BEGIN

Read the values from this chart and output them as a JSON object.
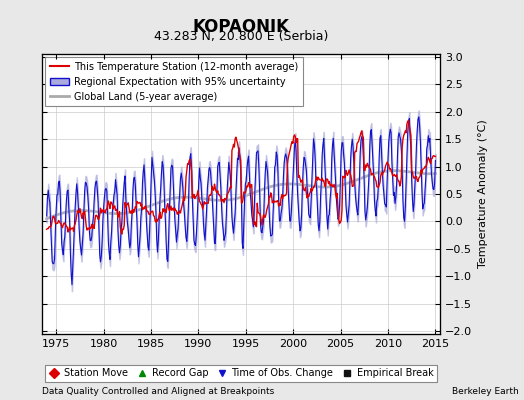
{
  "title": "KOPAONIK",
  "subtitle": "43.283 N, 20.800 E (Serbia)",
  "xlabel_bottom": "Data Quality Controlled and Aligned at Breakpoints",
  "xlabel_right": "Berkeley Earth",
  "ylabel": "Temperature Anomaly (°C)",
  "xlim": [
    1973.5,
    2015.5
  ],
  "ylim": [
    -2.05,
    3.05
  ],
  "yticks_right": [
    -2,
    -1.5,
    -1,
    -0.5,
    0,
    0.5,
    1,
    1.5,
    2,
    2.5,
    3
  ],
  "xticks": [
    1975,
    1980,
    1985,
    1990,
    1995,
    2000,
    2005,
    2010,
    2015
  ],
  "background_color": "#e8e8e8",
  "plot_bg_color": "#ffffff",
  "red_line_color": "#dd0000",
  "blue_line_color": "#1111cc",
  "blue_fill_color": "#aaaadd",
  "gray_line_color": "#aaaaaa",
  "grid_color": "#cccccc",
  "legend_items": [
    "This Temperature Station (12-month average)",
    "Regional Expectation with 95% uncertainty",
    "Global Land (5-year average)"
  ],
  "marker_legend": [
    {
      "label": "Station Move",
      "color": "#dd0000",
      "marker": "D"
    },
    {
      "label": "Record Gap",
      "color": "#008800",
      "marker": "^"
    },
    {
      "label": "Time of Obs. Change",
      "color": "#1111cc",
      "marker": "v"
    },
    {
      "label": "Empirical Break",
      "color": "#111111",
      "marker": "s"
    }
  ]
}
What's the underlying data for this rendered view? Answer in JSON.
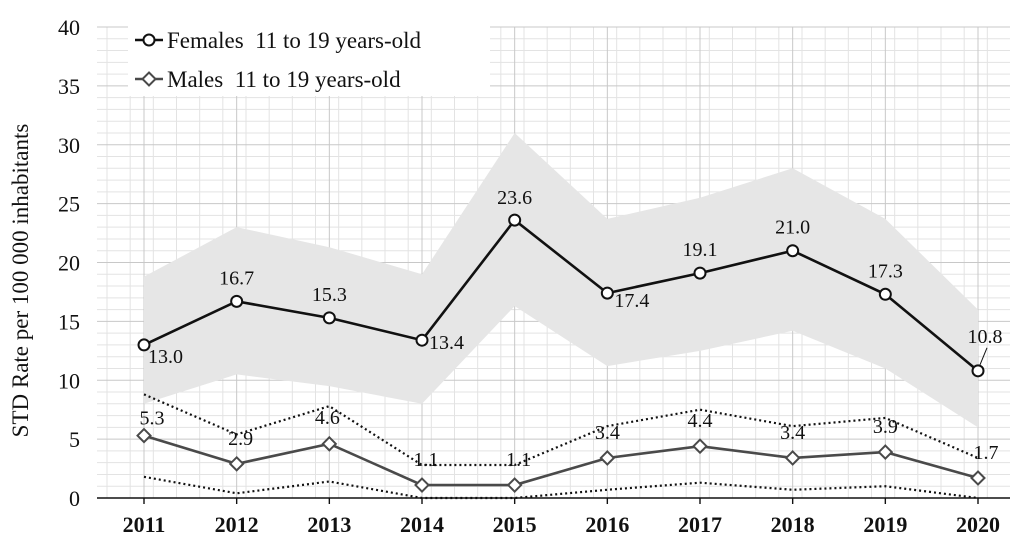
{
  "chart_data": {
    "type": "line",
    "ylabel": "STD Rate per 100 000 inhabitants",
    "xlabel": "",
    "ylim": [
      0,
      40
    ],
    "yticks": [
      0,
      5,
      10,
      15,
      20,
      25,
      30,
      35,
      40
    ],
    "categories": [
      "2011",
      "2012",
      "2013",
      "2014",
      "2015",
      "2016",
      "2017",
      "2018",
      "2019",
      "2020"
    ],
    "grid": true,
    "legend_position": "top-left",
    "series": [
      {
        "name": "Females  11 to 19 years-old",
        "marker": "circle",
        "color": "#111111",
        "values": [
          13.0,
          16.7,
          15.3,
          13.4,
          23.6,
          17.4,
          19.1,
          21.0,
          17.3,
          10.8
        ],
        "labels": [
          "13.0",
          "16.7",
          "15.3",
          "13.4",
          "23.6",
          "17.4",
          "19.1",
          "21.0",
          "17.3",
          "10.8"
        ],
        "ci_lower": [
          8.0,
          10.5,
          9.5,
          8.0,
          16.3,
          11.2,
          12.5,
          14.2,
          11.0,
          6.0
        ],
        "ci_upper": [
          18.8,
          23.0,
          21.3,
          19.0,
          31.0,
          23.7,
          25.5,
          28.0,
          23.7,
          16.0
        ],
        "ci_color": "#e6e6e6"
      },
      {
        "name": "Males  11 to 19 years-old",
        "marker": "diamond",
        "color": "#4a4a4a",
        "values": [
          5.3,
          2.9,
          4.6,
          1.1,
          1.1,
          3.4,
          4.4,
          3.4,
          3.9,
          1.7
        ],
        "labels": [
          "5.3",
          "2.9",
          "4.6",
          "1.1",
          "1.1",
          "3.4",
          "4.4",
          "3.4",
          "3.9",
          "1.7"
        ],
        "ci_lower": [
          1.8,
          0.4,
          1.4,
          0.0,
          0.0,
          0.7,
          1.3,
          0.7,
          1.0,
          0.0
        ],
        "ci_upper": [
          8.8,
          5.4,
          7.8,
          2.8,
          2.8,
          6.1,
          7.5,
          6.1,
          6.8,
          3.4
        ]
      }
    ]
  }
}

END

OBJECTIVE: Go through the listing above and write it all out exactly, leaving out any picture.

WORKED ANSWER:
Read the values from this chart and output them as a JSON object.
{
  "title": "KOPAONIK",
  "subtitle": "43.283 N, 20.800 E (Serbia)",
  "xlabel_bottom": "Data Quality Controlled and Aligned at Breakpoints",
  "xlabel_right": "Berkeley Earth",
  "ylabel": "Temperature Anomaly (°C)",
  "xlim": [
    1973.5,
    2015.5
  ],
  "ylim": [
    -2.05,
    3.05
  ],
  "yticks_right": [
    -2,
    -1.5,
    -1,
    -0.5,
    0,
    0.5,
    1,
    1.5,
    2,
    2.5,
    3
  ],
  "xticks": [
    1975,
    1980,
    1985,
    1990,
    1995,
    2000,
    2005,
    2010,
    2015
  ],
  "background_color": "#e8e8e8",
  "plot_bg_color": "#ffffff",
  "red_line_color": "#dd0000",
  "blue_line_color": "#1111cc",
  "blue_fill_color": "#aaaadd",
  "gray_line_color": "#aaaaaa",
  "grid_color": "#cccccc",
  "legend_items": [
    "This Temperature Station (12-month average)",
    "Regional Expectation with 95% uncertainty",
    "Global Land (5-year average)"
  ],
  "marker_legend": [
    {
      "label": "Station Move",
      "color": "#dd0000",
      "marker": "D"
    },
    {
      "label": "Record Gap",
      "color": "#008800",
      "marker": "^"
    },
    {
      "label": "Time of Obs. Change",
      "color": "#1111cc",
      "marker": "v"
    },
    {
      "label": "Empirical Break",
      "color": "#111111",
      "marker": "s"
    }
  ]
}
What's the underlying data for this rendered view? Answer in JSON.
{
  "chart_data": {
    "type": "line",
    "ylabel": "STD Rate per 100 000 inhabitants",
    "xlabel": "",
    "ylim": [
      0,
      40
    ],
    "yticks": [
      0,
      5,
      10,
      15,
      20,
      25,
      30,
      35,
      40
    ],
    "categories": [
      "2011",
      "2012",
      "2013",
      "2014",
      "2015",
      "2016",
      "2017",
      "2018",
      "2019",
      "2020"
    ],
    "grid": true,
    "legend_position": "top-left",
    "series": [
      {
        "name": "Females  11 to 19 years-old",
        "marker": "circle",
        "color": "#111111",
        "values": [
          13.0,
          16.7,
          15.3,
          13.4,
          23.6,
          17.4,
          19.1,
          21.0,
          17.3,
          10.8
        ],
        "labels": [
          "13.0",
          "16.7",
          "15.3",
          "13.4",
          "23.6",
          "17.4",
          "19.1",
          "21.0",
          "17.3",
          "10.8"
        ],
        "ci_lower": [
          8.0,
          10.5,
          9.5,
          8.0,
          16.3,
          11.2,
          12.5,
          14.2,
          11.0,
          6.0
        ],
        "ci_upper": [
          18.8,
          23.0,
          21.3,
          19.0,
          31.0,
          23.7,
          25.5,
          28.0,
          23.7,
          16.0
        ],
        "ci_color": "#e6e6e6"
      },
      {
        "name": "Males  11 to 19 years-old",
        "marker": "diamond",
        "color": "#4a4a4a",
        "values": [
          5.3,
          2.9,
          4.6,
          1.1,
          1.1,
          3.4,
          4.4,
          3.4,
          3.9,
          1.7
        ],
        "labels": [
          "5.3",
          "2.9",
          "4.6",
          "1.1",
          "1.1",
          "3.4",
          "4.4",
          "3.4",
          "3.9",
          "1.7"
        ],
        "ci_lower": [
          1.8,
          0.4,
          1.4,
          0.0,
          0.0,
          0.7,
          1.3,
          0.7,
          1.0,
          0.0
        ],
        "ci_upper": [
          8.8,
          5.4,
          7.8,
          2.8,
          2.8,
          6.1,
          7.5,
          6.1,
          6.8,
          3.4
        ]
      }
    ]
  }
}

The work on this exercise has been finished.